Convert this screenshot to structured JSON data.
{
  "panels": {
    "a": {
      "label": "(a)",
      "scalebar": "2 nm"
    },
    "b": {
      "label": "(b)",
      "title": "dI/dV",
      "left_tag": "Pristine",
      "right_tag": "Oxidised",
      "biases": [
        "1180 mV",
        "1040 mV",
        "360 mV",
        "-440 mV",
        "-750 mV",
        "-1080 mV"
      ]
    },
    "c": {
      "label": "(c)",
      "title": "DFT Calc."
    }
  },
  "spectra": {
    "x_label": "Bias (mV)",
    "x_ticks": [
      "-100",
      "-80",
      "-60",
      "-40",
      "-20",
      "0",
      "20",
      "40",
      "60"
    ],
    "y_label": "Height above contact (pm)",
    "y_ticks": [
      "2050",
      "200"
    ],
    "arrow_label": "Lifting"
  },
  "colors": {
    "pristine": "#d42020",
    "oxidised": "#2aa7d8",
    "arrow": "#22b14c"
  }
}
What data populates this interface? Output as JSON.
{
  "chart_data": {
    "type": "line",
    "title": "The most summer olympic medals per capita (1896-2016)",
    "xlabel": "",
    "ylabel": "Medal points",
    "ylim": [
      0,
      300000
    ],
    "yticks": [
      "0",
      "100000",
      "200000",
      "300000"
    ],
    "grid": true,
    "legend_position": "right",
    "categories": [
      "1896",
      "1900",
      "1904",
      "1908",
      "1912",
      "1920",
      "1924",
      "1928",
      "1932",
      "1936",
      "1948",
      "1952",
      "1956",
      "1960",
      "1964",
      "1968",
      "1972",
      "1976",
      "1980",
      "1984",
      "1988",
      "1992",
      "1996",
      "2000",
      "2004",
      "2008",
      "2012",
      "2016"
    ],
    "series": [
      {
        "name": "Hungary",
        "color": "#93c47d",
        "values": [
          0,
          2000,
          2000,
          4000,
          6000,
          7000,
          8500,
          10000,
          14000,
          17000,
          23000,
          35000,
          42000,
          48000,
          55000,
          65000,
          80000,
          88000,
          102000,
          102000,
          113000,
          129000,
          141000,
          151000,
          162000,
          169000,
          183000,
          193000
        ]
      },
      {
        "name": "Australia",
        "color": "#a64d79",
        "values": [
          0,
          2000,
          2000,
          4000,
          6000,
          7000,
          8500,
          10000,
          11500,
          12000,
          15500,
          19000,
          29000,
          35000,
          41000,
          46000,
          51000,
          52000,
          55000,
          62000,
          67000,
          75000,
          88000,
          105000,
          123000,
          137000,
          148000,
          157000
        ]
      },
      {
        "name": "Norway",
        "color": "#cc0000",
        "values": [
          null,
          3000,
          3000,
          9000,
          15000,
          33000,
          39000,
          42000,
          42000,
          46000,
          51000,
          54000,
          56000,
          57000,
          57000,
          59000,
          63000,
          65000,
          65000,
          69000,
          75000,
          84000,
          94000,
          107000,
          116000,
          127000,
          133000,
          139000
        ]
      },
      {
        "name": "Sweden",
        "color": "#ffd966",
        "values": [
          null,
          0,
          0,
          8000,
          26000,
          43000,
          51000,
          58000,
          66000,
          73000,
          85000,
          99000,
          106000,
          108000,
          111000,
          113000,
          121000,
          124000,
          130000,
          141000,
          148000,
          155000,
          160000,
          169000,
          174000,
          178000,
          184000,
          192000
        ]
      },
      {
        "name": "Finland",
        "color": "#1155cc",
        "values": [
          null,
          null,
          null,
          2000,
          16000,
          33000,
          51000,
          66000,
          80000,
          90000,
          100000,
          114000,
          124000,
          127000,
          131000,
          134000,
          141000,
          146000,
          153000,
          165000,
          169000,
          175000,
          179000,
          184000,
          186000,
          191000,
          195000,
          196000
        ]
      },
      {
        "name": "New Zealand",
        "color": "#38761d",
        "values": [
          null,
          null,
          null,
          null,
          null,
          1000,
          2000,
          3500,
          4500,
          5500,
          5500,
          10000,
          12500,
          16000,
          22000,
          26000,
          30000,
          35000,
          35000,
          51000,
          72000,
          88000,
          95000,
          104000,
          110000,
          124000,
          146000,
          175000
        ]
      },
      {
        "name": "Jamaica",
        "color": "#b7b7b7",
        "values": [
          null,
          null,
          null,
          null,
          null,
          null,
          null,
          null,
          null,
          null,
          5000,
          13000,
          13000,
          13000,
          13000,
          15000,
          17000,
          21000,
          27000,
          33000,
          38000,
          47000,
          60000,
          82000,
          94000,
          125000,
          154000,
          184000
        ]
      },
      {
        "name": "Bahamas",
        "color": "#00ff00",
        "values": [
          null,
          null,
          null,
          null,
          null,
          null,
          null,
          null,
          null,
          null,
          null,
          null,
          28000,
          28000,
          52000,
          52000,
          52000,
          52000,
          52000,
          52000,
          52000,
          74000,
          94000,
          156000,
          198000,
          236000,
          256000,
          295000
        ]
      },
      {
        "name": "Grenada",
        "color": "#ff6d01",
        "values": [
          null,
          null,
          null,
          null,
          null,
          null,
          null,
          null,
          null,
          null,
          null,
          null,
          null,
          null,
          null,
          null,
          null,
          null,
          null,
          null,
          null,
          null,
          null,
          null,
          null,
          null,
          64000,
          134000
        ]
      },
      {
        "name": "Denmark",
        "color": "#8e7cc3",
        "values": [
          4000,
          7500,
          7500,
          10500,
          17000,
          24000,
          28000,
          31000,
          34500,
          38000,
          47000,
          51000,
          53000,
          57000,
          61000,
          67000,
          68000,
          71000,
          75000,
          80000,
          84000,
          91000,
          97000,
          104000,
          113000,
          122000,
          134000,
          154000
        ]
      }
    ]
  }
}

**Task to complete**
Using the listing above, pull out all lines that hold the word "name".

**Full solution**
        "name": "Hungary",
        "name": "Australia",
        "name": "Norway",
        "name": "Sweden",
        "name": "Finland",
        "name": "New Zealand",
        "name": "Jamaica",
        "name": "Bahamas",
        "name": "Grenada",
        "name": "Denmark",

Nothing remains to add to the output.